··· Information supplied ···

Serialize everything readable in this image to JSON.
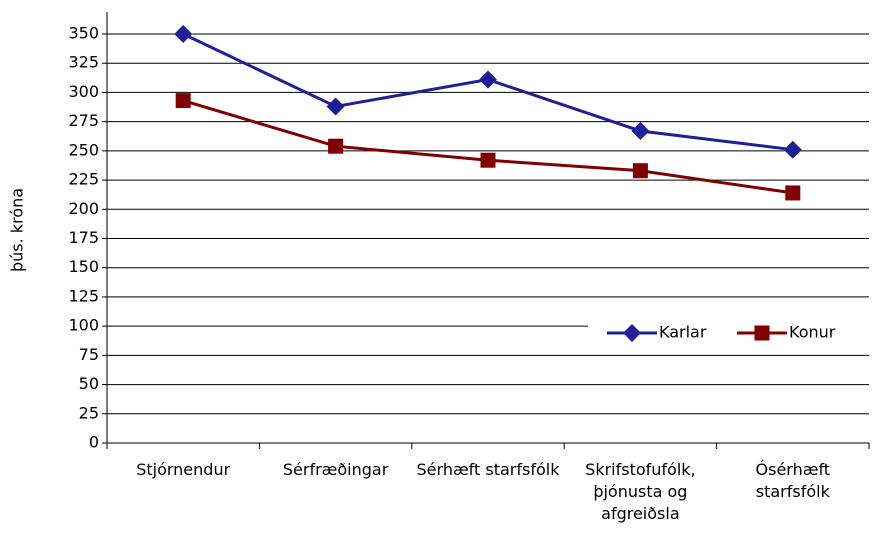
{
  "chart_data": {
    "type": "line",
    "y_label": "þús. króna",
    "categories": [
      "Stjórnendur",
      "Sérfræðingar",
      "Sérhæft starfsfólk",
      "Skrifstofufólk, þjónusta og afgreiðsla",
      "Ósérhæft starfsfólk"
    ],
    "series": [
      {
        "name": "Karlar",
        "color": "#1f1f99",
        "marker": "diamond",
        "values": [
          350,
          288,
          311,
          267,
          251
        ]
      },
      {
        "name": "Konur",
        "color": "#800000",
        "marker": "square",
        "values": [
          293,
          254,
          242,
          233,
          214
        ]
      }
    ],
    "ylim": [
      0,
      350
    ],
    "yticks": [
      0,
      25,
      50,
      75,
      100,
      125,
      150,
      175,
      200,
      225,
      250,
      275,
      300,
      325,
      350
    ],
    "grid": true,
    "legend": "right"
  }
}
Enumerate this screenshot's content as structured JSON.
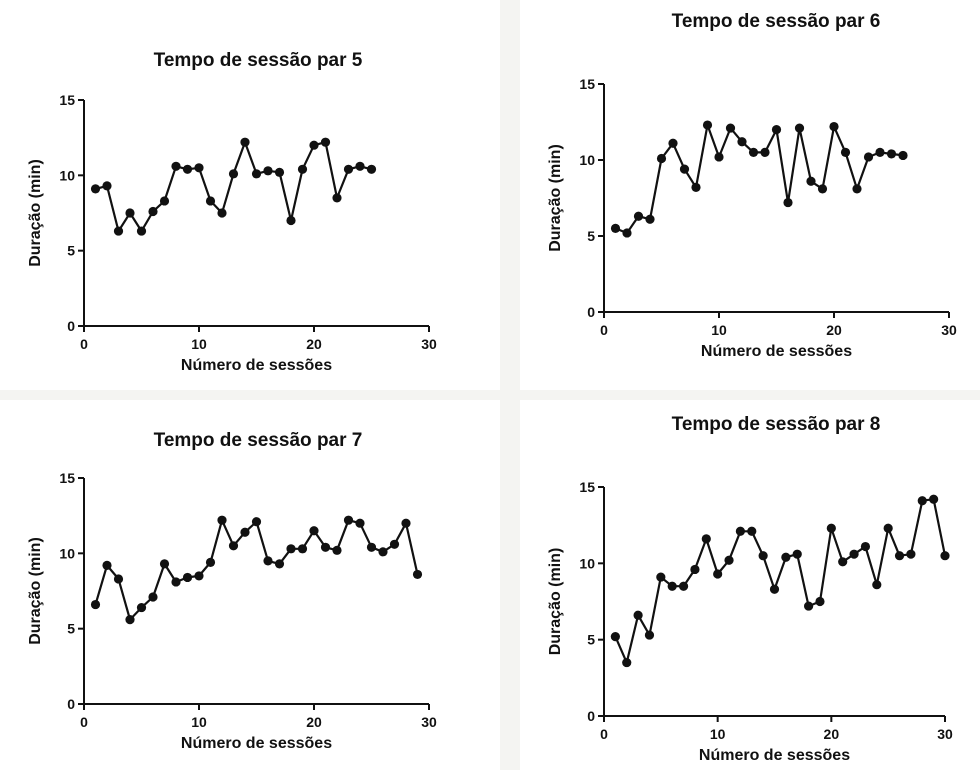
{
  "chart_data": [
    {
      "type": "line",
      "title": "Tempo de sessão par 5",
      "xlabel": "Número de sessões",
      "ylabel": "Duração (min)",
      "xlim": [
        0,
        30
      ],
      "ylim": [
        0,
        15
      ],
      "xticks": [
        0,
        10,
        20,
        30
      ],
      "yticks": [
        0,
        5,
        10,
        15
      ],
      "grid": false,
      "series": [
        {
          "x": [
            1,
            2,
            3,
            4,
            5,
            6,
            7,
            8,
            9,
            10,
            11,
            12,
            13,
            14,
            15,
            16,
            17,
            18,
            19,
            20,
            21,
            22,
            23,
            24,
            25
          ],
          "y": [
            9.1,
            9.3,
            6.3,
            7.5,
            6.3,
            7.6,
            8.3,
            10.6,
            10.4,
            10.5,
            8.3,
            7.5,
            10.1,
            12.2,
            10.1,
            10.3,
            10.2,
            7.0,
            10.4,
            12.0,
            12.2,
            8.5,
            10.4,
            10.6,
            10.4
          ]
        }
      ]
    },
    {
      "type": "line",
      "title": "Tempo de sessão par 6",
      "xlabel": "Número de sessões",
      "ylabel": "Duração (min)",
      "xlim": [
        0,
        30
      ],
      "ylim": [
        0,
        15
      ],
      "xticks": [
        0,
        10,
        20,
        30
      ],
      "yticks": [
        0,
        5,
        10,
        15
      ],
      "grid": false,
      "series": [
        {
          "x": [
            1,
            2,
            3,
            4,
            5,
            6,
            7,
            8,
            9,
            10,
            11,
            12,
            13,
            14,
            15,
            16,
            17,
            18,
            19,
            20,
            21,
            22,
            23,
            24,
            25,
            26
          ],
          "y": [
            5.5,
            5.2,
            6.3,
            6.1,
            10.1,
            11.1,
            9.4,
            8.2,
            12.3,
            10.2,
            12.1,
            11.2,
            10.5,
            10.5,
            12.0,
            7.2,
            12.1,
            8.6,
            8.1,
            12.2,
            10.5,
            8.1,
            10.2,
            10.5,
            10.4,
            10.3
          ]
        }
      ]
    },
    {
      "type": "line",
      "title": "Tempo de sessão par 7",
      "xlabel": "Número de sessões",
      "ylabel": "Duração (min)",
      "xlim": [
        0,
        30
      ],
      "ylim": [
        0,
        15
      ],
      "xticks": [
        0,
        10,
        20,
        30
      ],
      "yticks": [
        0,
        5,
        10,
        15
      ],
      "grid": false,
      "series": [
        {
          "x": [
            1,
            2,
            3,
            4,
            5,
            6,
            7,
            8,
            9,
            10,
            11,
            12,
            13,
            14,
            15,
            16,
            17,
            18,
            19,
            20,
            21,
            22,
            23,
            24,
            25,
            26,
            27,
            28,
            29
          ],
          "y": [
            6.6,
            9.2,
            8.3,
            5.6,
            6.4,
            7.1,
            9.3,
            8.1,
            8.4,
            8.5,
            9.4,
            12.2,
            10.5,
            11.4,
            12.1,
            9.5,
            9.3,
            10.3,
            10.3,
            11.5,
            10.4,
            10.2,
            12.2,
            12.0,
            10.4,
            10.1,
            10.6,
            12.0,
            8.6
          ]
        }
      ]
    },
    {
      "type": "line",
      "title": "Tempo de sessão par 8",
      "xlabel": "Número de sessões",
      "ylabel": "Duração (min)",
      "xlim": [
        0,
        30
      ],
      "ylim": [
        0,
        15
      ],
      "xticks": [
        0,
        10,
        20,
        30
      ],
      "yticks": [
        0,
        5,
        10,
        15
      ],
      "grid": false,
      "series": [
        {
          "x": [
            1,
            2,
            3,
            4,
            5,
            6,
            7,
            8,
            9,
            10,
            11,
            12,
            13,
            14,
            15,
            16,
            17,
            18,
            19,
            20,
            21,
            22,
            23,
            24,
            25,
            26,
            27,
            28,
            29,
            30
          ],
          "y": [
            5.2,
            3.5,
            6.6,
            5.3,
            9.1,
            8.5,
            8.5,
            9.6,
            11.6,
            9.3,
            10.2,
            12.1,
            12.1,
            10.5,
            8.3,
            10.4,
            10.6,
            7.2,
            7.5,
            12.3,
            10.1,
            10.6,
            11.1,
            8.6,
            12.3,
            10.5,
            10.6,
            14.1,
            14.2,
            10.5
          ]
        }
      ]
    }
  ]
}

···

▶ [Task directions]: Retype every record above exactly as written, but leave out the pictures.

▶ [Exercise response]:
Serialize everything readable in this image to JSON.
{
  "chart_data": {
    "type": "line",
    "y_label": "þús. króna",
    "categories": [
      "Stjórnendur",
      "Sérfræðingar",
      "Sérhæft starfsfólk",
      "Skrifstofufólk, þjónusta og afgreiðsla",
      "Ósérhæft starfsfólk"
    ],
    "series": [
      {
        "name": "Karlar",
        "color": "#1f1f99",
        "marker": "diamond",
        "values": [
          350,
          288,
          311,
          267,
          251
        ]
      },
      {
        "name": "Konur",
        "color": "#800000",
        "marker": "square",
        "values": [
          293,
          254,
          242,
          233,
          214
        ]
      }
    ],
    "ylim": [
      0,
      350
    ],
    "yticks": [
      0,
      25,
      50,
      75,
      100,
      125,
      150,
      175,
      200,
      225,
      250,
      275,
      300,
      325,
      350
    ],
    "grid": true,
    "legend": "right"
  }
}
Enumerate this screenshot's content as structured JSON.
{
  "chart_data": [
    {
      "type": "line",
      "title": "Tempo de sessão par 5",
      "xlabel": "Número de sessões",
      "ylabel": "Duração (min)",
      "xlim": [
        0,
        30
      ],
      "ylim": [
        0,
        15
      ],
      "xticks": [
        0,
        10,
        20,
        30
      ],
      "yticks": [
        0,
        5,
        10,
        15
      ],
      "grid": false,
      "series": [
        {
          "x": [
            1,
            2,
            3,
            4,
            5,
            6,
            7,
            8,
            9,
            10,
            11,
            12,
            13,
            14,
            15,
            16,
            17,
            18,
            19,
            20,
            21,
            22,
            23,
            24,
            25
          ],
          "y": [
            9.1,
            9.3,
            6.3,
            7.5,
            6.3,
            7.6,
            8.3,
            10.6,
            10.4,
            10.5,
            8.3,
            7.5,
            10.1,
            12.2,
            10.1,
            10.3,
            10.2,
            7.0,
            10.4,
            12.0,
            12.2,
            8.5,
            10.4,
            10.6,
            10.4
          ]
        }
      ]
    },
    {
      "type": "line",
      "title": "Tempo de sessão par 6",
      "xlabel": "Número de sessões",
      "ylabel": "Duração (min)",
      "xlim": [
        0,
        30
      ],
      "ylim": [
        0,
        15
      ],
      "xticks": [
        0,
        10,
        20,
        30
      ],
      "yticks": [
        0,
        5,
        10,
        15
      ],
      "grid": false,
      "series": [
        {
          "x": [
            1,
            2,
            3,
            4,
            5,
            6,
            7,
            8,
            9,
            10,
            11,
            12,
            13,
            14,
            15,
            16,
            17,
            18,
            19,
            20,
            21,
            22,
            23,
            24,
            25,
            26
          ],
          "y": [
            5.5,
            5.2,
            6.3,
            6.1,
            10.1,
            11.1,
            9.4,
            8.2,
            12.3,
            10.2,
            12.1,
            11.2,
            10.5,
            10.5,
            12.0,
            7.2,
            12.1,
            8.6,
            8.1,
            12.2,
            10.5,
            8.1,
            10.2,
            10.5,
            10.4,
            10.3
          ]
        }
      ]
    },
    {
      "type": "line",
      "title": "Tempo de sessão par 7",
      "xlabel": "Número de sessões",
      "ylabel": "Duração (min)",
      "xlim": [
        0,
        30
      ],
      "ylim": [
        0,
        15
      ],
      "xticks": [
        0,
        10,
        20,
        30
      ],
      "yticks": [
        0,
        5,
        10,
        15
      ],
      "grid": false,
      "series": [
        {
          "x": [
            1,
            2,
            3,
            4,
            5,
            6,
            7,
            8,
            9,
            10,
            11,
            12,
            13,
            14,
            15,
            16,
            17,
            18,
            19,
            20,
            21,
            22,
            23,
            24,
            25,
            26,
            27,
            28,
            29
          ],
          "y": [
            6.6,
            9.2,
            8.3,
            5.6,
            6.4,
            7.1,
            9.3,
            8.1,
            8.4,
            8.5,
            9.4,
            12.2,
            10.5,
            11.4,
            12.1,
            9.5,
            9.3,
            10.3,
            10.3,
            11.5,
            10.4,
            10.2,
            12.2,
            12.0,
            10.4,
            10.1,
            10.6,
            12.0,
            8.6
          ]
        }
      ]
    },
    {
      "type": "line",
      "title": "Tempo de sessão par 8",
      "xlabel": "Número de sessões",
      "ylabel": "Duração (min)",
      "xlim": [
        0,
        30
      ],
      "ylim": [
        0,
        15
      ],
      "xticks": [
        0,
        10,
        20,
        30
      ],
      "yticks": [
        0,
        5,
        10,
        15
      ],
      "grid": false,
      "series": [
        {
          "x": [
            1,
            2,
            3,
            4,
            5,
            6,
            7,
            8,
            9,
            10,
            11,
            12,
            13,
            14,
            15,
            16,
            17,
            18,
            19,
            20,
            21,
            22,
            23,
            24,
            25,
            26,
            27,
            28,
            29,
            30
          ],
          "y": [
            5.2,
            3.5,
            6.6,
            5.3,
            9.1,
            8.5,
            8.5,
            9.6,
            11.6,
            9.3,
            10.2,
            12.1,
            12.1,
            10.5,
            8.3,
            10.4,
            10.6,
            7.2,
            7.5,
            12.3,
            10.1,
            10.6,
            11.1,
            8.6,
            12.3,
            10.5,
            10.6,
            14.1,
            14.2,
            10.5
          ]
        }
      ]
    }
  ]
}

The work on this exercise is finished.